**Given task**
All lines featuring the string "kullanıcıya" are to be listed.
####################
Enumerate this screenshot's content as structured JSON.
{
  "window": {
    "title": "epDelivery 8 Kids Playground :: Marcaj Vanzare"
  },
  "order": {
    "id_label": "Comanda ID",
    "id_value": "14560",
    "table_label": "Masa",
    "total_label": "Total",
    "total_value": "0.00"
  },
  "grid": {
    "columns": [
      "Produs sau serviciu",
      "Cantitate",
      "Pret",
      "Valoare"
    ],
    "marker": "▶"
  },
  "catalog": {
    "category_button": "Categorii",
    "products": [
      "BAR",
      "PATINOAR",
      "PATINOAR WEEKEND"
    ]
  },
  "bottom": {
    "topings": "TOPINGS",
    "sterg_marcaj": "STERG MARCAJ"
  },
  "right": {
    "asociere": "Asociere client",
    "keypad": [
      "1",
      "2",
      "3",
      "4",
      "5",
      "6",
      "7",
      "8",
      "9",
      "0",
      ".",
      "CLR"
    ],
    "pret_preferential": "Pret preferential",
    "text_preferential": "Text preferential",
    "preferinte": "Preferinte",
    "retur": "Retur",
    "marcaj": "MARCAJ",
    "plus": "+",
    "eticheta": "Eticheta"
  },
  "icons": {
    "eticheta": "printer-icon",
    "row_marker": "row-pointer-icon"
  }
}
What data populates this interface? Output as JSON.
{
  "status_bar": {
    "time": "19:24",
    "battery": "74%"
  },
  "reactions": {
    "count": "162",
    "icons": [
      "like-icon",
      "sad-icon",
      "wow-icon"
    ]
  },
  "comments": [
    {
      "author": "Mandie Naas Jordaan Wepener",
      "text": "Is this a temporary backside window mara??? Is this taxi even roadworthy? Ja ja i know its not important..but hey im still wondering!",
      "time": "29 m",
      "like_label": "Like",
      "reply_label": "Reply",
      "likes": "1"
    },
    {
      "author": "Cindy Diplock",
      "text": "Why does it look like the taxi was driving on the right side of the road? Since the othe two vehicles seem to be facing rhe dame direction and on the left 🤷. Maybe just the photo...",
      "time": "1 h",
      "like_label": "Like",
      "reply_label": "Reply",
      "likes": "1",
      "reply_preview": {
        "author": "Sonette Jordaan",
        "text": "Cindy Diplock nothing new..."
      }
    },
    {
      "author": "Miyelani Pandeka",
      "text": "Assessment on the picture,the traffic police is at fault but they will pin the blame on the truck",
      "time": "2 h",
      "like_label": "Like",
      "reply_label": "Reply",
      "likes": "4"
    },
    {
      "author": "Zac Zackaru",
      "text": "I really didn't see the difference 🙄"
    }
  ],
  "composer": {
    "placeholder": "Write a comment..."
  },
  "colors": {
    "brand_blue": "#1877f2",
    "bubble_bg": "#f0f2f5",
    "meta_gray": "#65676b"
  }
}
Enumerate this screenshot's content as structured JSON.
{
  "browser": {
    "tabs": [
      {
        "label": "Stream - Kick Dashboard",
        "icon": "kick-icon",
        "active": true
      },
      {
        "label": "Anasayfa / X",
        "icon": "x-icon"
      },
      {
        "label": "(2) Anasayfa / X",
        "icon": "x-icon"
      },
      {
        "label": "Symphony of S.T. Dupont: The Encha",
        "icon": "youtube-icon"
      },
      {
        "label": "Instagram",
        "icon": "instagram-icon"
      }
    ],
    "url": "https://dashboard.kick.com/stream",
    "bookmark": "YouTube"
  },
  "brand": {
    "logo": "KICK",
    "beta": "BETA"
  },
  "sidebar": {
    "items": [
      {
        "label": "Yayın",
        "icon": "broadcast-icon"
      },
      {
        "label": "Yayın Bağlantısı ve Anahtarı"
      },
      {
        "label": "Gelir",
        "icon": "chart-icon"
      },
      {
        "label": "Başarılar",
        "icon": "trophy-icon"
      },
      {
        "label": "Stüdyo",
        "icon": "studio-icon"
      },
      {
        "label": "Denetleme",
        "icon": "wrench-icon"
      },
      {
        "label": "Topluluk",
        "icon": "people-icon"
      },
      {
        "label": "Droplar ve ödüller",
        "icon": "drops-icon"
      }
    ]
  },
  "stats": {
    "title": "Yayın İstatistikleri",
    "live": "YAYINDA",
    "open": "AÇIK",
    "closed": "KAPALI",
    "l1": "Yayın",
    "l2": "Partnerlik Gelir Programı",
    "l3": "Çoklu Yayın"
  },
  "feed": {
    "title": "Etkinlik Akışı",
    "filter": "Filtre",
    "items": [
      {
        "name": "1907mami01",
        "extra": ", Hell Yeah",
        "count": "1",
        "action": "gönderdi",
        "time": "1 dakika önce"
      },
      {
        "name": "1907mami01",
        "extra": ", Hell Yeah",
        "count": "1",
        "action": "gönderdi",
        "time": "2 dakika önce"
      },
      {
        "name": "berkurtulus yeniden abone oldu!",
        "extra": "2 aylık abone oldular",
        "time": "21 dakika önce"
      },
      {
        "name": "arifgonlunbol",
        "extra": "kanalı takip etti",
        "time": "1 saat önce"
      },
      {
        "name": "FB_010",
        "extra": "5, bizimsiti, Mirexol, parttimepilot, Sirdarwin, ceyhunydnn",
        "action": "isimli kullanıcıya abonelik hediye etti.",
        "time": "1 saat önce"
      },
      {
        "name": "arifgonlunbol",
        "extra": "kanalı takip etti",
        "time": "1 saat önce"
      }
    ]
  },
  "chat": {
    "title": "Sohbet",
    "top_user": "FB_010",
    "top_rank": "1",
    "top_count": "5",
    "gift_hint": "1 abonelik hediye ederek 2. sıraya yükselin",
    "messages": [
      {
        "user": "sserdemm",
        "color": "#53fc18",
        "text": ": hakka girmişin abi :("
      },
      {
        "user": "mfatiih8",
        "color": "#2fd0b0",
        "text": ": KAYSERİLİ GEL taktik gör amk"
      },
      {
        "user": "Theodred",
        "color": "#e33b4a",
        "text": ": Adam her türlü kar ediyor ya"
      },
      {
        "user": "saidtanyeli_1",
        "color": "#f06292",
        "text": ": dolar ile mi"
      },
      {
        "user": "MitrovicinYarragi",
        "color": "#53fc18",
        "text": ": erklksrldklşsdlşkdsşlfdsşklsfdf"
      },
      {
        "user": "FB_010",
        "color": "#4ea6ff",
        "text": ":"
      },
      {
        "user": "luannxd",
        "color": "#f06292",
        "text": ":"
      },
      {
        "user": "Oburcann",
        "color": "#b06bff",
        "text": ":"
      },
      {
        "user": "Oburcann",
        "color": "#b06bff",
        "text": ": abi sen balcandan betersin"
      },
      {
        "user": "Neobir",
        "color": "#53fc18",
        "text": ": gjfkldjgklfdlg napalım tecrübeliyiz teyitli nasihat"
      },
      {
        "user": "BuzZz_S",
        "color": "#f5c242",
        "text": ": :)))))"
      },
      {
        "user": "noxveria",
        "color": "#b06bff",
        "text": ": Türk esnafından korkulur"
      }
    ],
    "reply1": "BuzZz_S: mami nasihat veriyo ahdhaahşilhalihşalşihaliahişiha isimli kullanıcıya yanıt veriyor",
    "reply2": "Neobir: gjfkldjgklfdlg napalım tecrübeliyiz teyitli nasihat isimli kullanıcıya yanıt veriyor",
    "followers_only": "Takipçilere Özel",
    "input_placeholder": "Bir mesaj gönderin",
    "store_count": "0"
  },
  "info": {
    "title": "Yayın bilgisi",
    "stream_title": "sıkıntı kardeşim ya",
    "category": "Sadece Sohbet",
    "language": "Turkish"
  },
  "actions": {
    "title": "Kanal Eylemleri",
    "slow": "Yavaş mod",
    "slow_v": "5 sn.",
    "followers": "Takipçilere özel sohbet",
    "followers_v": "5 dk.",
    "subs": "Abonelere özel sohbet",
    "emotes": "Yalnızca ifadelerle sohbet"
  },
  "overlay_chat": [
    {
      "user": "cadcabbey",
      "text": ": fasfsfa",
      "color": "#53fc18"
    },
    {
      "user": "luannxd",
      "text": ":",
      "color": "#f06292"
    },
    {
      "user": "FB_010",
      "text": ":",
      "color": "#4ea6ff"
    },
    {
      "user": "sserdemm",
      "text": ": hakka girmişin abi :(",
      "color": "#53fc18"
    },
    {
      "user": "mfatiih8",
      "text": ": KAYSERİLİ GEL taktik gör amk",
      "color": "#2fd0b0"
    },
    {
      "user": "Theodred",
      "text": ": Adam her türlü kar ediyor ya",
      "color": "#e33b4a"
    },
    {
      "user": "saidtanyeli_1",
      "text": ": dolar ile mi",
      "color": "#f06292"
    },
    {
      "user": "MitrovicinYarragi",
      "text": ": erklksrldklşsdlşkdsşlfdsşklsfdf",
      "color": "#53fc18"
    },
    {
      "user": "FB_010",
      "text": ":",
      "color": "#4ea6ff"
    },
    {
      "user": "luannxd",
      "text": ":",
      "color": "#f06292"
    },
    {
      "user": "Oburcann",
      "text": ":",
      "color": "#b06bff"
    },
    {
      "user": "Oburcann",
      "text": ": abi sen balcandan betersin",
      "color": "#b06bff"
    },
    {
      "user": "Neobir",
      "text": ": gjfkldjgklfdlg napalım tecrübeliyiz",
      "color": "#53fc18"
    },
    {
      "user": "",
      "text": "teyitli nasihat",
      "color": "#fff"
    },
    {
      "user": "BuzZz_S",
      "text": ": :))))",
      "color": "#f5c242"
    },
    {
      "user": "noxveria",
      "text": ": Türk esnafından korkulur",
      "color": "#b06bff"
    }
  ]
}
####################
**Reply to the task**
        "action": "isimli kullanıcıya abonelik hediye etti.",
    "reply1": "BuzZz_S: mami nasihat veriyo ahdhaahşilhalihşalşihaliahişiha isimli kullanıcıya yanıt veriyor",
    "reply2": "Neobir: gjfkldjgklfdlg napalım tecrübeliyiz teyitli nasihat isimli kullanıcıya yanıt veriyor",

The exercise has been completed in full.